[Start]

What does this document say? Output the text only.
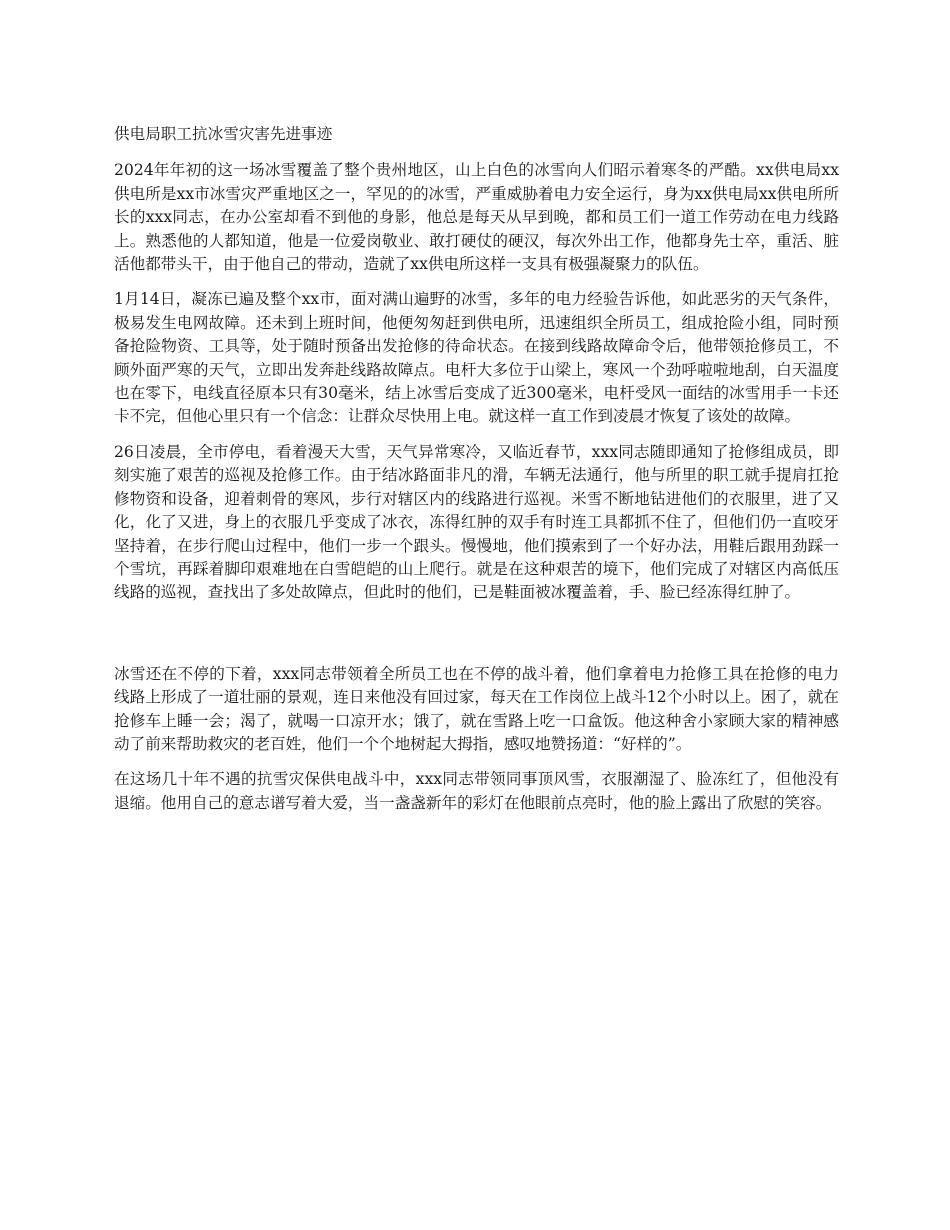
供电局职工抗冰雪灾害先进事迹

2024年年初的这一场冰雪覆盖了整个贵州地区，山上白色的冰雪向人们昭示着寒冬的严酷。xx供电局xx供电所是xx市冰雪灾严重地区之一，罕见的的冰雪，严重威胁着电力安全运行，身为xx供电局xx供电所所长的xxx同志，在办公室却看不到他的身影，他总是每天从早到晚，都和员工们一道工作劳动在电力线路上。熟悉他的人都知道，他是一位爱岗敬业、敢打硬仗的硬汉，每次外出工作，他都身先士卒，重活、脏活他都带头干，由于他自己的带动，造就了xx供电所这样一支具有极强凝聚力的队伍。

1月14日，凝冻已遍及整个xx市，面对满山遍野的冰雪，多年的电力经验告诉他，如此恶劣的天气条件，极易发生电网故障。还未到上班时间，他便匆匆赶到供电所，迅速组织全所员工，组成抢险小组，同时预备抢险物资、工具等，处于随时预备出发抢修的待命状态。在接到线路故障命令后，他带领抢修员工，不顾外面严寒的天气，立即出发奔赴线路故障点。电杆大多位于山梁上，寒风一个劲呼啦啦地刮，白天温度也在零下，电线直径原本只有30毫米，结上冰雪后变成了近300毫米，电杆受风一面结的冰雪用手一卡还卡不完，但他心里只有一个信念：让群众尽快用上电。就这样一直工作到凌晨才恢复了该处的故障。

26日凌晨，全市停电，看着漫天大雪，天气异常寒冷，又临近春节，xxx同志随即通知了抢修组成员，即刻实施了艰苦的巡视及抢修工作。由于结冰路面非凡的滑，车辆无法通行，他与所里的职工就手提肩扛抢修物资和设备，迎着刺骨的寒风，步行对辖区内的线路进行巡视。米雪不断地钻进他们的衣服里，进了又化，化了又进，身上的衣服几乎变成了冰衣，冻得红肿的双手有时连工具都抓不住了，但他们仍一直咬牙坚持着，在步行爬山过程中，他们一步一个跟头。慢慢地，他们摸索到了一个好办法，用鞋后跟用劲踩一个雪坑，再踩着脚印艰难地在白雪皑皑的山上爬行。就是在这种艰苦的境下，他们完成了对辖区内高低压线路的巡视，查找出了多处故障点，但此时的他们，已是鞋面被冰覆盖着，手、脸已经冻得红肿了。

冰雪还在不停的下着，xxx同志带领着全所员工也在不停的战斗着，他们拿着电力抢修工具在抢修的电力线路上形成了一道壮丽的景观，连日来他没有回过家，每天在工作岗位上战斗12个小时以上。困了，就在抢修车上睡一会；渴了，就喝一口凉开水；饿了，就在雪路上吃一口盒饭。他这种舍小家顾大家的精神感动了前来帮助救灾的老百姓，他们一个个地树起大拇指，感叹地赞扬道：“好样的”。

在这场几十年不遇的抗雪灾保供电战斗中，xxx同志带领同事顶风雪，衣服潮湿了、脸冻红了，但他没有退缩。他用自己的意志谱写着大爱，当一盏盏新年的彩灯在他眼前点亮时，他的脸上露出了欣慰的笑容。
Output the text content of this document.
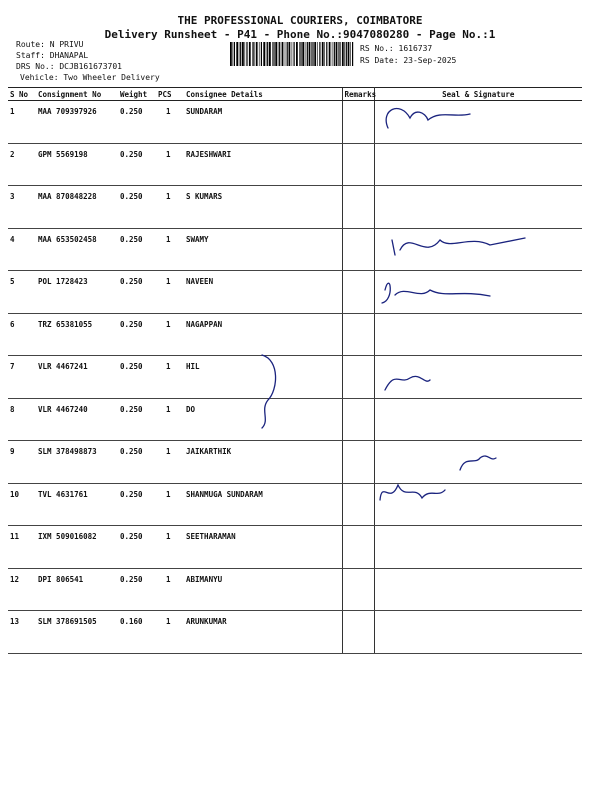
THE PROFESSIONAL COURIERS, COIMBATORE
Delivery Runsheet - P41 - Phone No.:9047080280 - Page No.:1
Route: N PRIVU
Staff: DHANAPAL
DRS No.: DCJB161673701
Vehicle: Two Wheeler Delivery
RS No.: 1616737
RS Date: 23-Sep-2025
S No	Consignment No	Weight	PCS	Consignee Details	Remarks	Seal & Signature
1	MAA 709397926	0.250	1	SUNDARAM		
2	GPM 5569198	0.250	1	RAJESHWARI		
3	MAA 870848228	0.250	1	S KUMARS		
4	MAA 653502458	0.250	1	SWAMY		
5	POL 1728423	0.250	1	NAVEEN		
6	TRZ 65381055	0.250	1	NAGAPPAN		
7	VLR 4467241	0.250	1	HIL		
8	VLR 4467240	0.250	1	DO		
9	SLM 378498873	0.250	1	JAIKARTHIK		
10	TVL 4631761	0.250	1	SHANMUGA SUNDARAM		
11	IXM 509016082	0.250	1	SEETHARAMAN		
12	DPI 806541	0.250	1	ABIMANYU		
13	SLM 378691505	0.160	1	ARUNKUMAR		
8883931343
for Priya
8072034889
N. Yegamai
24-9-25
S. Subramani
CN
CN
S. KUMAR'S SILKS
Proprietor.
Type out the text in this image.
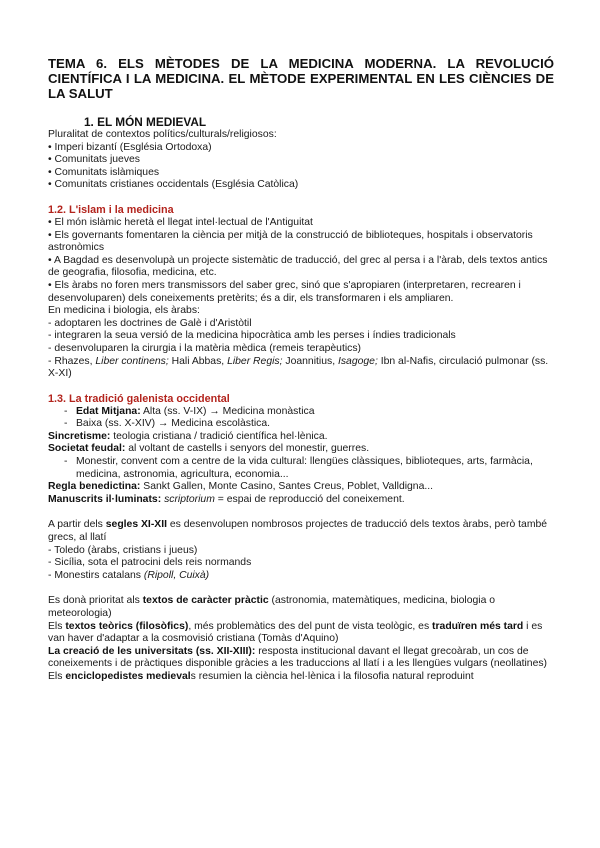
TEMA 6. ELS MÈTODES DE LA MEDICINA MODERNA. LA REVOLUCIÓ CIENTÍFICA I LA MEDICINA. EL MÈTODE EXPERIMENTAL EN LES CIÈNCIES DE LA SALUT
1. EL MÓN MEDIEVAL

Pluralitat de contextos polítics/culturals/religiosos:

• Imperi bizantí (Església Ortodoxa)

• Comunitats jueves

• Comunitats islàmiques

• Comunitats cristianes occidentals (Església Catòlica)

1.2. L'islam i la medicina

• El món islàmic heretà el llegat intel·lectual de l'Antiguitat

• Els governants fomentaren la ciència per mitjà de la construcció de biblioteques, hospitals i observatoris astronòmics

• A Bagdad es desenvolupà un projecte sistemàtic de traducció, del grec al persa i a l'àrab, dels textos antics de geografia, filosofia, medicina, etc.

• Els àrabs no foren mers transmissors del saber grec, sinó que s'apropiaren (interpretaren, recrearen i desenvoluparen) dels coneixements pretèrits; és a dir, els transformaren i els ampliaren.

En medicina i biologia, els àrabs:

- adoptaren les doctrines de Galè i d'Aristòtil

- integraren la seua versió de la medicina hipocràtica amb les perses i índies tradicionals

- desenvoluparen la cirurgia i la matèria mèdica (remeis terapèutics)

- Rhazes, Liber continens; Hali Abbas, Liber Regis; Joannitius, Isagoge; Ibn al-Nafis, circulació pulmonar (ss. X-XI)

1.3. La tradició galenista occidental

- Edat Mitjana: Alta (ss. V-IX) → Medicina monàstica

- Baixa (ss. X-XIV) → Medicina escolàstica.

Sincretisme: teologia cristiana / tradició científica hel·lènica.

Societat feudal: al voltant de castells i senyors del monestir, guerres.

- Monestir, convent com a centre de la vida cultural: llengües clàssiques, biblioteques, arts, farmàcia, medicina, astronomia, agricultura, economia...

Regla benedictina: Sankt Gallen, Monte Casino, Santes Creus, Poblet, Valldigna...

Manuscrits il·luminats: scriptorium = espai de reproducció del coneixement.

A partir dels segles XI-XII es desenvolupen nombrosos projectes de traducció dels textos àrabs, però també grecs, al llatí

- Toledo (àrabs, cristians i jueus)

- Sicília, sota el patrocini dels reis normands

- Monestirs catalans (Ripoll, Cuixà)

Es donà prioritat als textos de caràcter pràctic (astronomia, matemàtiques, medicina, biologia o meteorologia)

Els textos teòrics (filosòfics), més problemàtics des del punt de vista teològic, es traduïren més tard i es van haver d'adaptar a la cosmovisió cristiana (Tomàs d'Aquino)

La creació de les universitats (ss. XII-XIII): resposta institucional davant el llegat grecoàrab, un cos de coneixements i de pràctiques disponible gràcies a les traduccions al llatí i a les llengües vulgars (neollatines)

Els enciclopedistes medievals resumien la ciència hel·lènica i la filosofia natural reproduint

[End]

Return the lines of the records that include the string "ciència".

**The response**
• Els governants fomentaren la ciència per mitjà de la construcció de biblioteques, hospitals i observatoris astronòmics
Els enciclopedistes medievals resumien la ciència hel·lènica i la filosofia natural reproduint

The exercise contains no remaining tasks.